# [WHAT IS ASKED]
Format as a JSON list of strings, one string per line and with blank lines omitted, the records starting with the line containing "List all visible" and going on through the line containing "card-title: Computer — [525, 62, 560, 69]".

# [MATERIAL TO PROCESS]
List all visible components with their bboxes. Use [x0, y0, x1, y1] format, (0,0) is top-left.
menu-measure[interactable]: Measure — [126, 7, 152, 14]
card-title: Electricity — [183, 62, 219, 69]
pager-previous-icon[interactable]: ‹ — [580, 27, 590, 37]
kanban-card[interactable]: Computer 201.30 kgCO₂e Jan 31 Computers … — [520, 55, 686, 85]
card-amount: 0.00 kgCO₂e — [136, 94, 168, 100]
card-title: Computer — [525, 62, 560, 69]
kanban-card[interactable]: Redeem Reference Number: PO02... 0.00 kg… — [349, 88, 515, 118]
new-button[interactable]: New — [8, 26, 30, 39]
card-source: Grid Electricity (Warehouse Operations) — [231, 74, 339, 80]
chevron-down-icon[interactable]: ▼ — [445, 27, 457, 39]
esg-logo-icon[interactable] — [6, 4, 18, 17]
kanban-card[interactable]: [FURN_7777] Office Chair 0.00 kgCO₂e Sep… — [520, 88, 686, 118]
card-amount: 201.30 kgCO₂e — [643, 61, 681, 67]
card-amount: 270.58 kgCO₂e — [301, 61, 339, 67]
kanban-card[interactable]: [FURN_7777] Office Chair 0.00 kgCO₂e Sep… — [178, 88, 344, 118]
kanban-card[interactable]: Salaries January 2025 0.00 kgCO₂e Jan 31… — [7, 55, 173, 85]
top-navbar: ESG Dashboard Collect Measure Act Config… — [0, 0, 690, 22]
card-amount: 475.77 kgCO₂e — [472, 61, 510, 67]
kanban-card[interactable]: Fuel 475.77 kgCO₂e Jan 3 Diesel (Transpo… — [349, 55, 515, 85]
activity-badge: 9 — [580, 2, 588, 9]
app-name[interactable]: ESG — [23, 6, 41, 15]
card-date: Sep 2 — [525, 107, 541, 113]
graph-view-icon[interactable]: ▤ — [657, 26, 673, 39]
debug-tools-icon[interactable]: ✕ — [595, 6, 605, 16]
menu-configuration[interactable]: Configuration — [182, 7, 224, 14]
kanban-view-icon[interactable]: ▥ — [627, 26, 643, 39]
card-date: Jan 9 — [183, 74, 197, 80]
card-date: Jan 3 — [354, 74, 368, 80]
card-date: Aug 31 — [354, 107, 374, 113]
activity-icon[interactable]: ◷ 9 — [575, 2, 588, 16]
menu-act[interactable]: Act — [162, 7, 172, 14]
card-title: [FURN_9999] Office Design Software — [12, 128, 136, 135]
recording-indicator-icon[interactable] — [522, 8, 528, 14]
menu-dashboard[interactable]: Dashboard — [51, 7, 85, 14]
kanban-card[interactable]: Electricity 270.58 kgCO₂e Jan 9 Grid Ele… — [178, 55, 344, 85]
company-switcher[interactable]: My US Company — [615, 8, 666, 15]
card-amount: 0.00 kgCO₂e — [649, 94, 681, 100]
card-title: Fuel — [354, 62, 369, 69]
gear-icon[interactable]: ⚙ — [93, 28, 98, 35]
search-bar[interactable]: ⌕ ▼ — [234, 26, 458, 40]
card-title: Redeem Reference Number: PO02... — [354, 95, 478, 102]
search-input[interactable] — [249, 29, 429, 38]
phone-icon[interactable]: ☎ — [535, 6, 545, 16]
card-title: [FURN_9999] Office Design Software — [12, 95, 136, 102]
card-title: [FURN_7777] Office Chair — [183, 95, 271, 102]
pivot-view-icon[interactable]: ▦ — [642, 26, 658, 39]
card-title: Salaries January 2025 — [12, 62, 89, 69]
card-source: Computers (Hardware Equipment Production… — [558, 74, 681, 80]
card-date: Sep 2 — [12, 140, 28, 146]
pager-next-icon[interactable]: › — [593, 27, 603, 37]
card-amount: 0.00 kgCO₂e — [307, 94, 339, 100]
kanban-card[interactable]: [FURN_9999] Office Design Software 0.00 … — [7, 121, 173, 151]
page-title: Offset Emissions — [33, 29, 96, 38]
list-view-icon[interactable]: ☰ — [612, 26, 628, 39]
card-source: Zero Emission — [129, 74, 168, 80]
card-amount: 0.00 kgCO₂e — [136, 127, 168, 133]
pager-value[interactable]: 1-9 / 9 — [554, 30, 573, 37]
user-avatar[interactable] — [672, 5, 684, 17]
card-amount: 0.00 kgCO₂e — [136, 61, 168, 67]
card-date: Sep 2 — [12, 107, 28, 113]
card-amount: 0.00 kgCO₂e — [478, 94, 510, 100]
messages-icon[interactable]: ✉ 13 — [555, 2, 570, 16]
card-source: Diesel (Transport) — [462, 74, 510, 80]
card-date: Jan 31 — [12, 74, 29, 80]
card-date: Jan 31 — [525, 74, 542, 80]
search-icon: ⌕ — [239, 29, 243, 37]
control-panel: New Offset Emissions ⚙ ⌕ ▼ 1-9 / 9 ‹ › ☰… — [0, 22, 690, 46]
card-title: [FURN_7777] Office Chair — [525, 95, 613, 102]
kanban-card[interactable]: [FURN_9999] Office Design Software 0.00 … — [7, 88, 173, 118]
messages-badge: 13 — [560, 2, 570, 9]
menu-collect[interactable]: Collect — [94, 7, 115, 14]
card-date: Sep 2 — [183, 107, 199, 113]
...
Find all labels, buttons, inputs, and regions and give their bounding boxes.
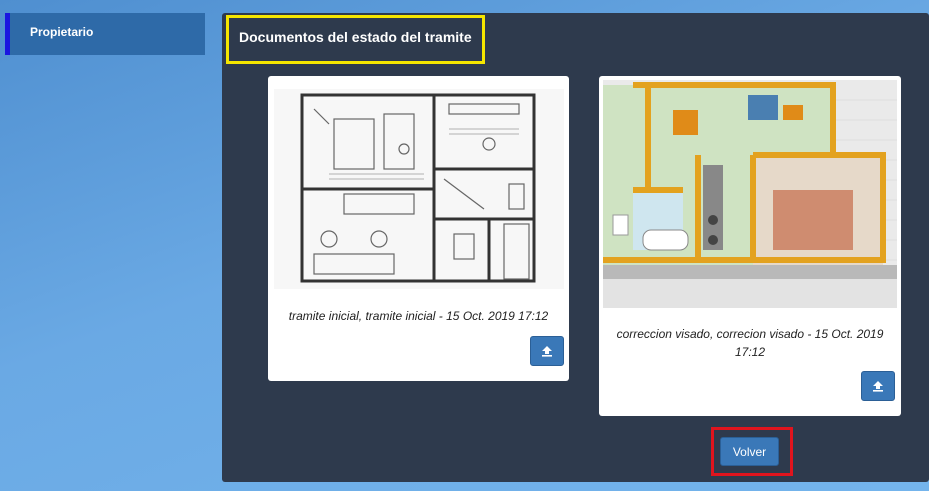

# [REPLY]
[
  "List all visible components with their bboxes. Use [x0, y0, x1, y1] format, (0,0) is top-left.",
  "menu-measure[interactable]: Measure — [126, 7, 152, 14]",
  "card-title: Electricity — [183, 62, 219, 69]",
  "pager-previous-icon[interactable]: ‹ — [580, 27, 590, 37]",
  "kanban-card[interactable]: Computer 201.30 kgCO₂e Jan 31 Computers … — [520, 55, 686, 85]",
  "card-amount: 0.00 kgCO₂e — [136, 94, 168, 100]",
  "card-title: Computer — [525, 62, 560, 69]"
]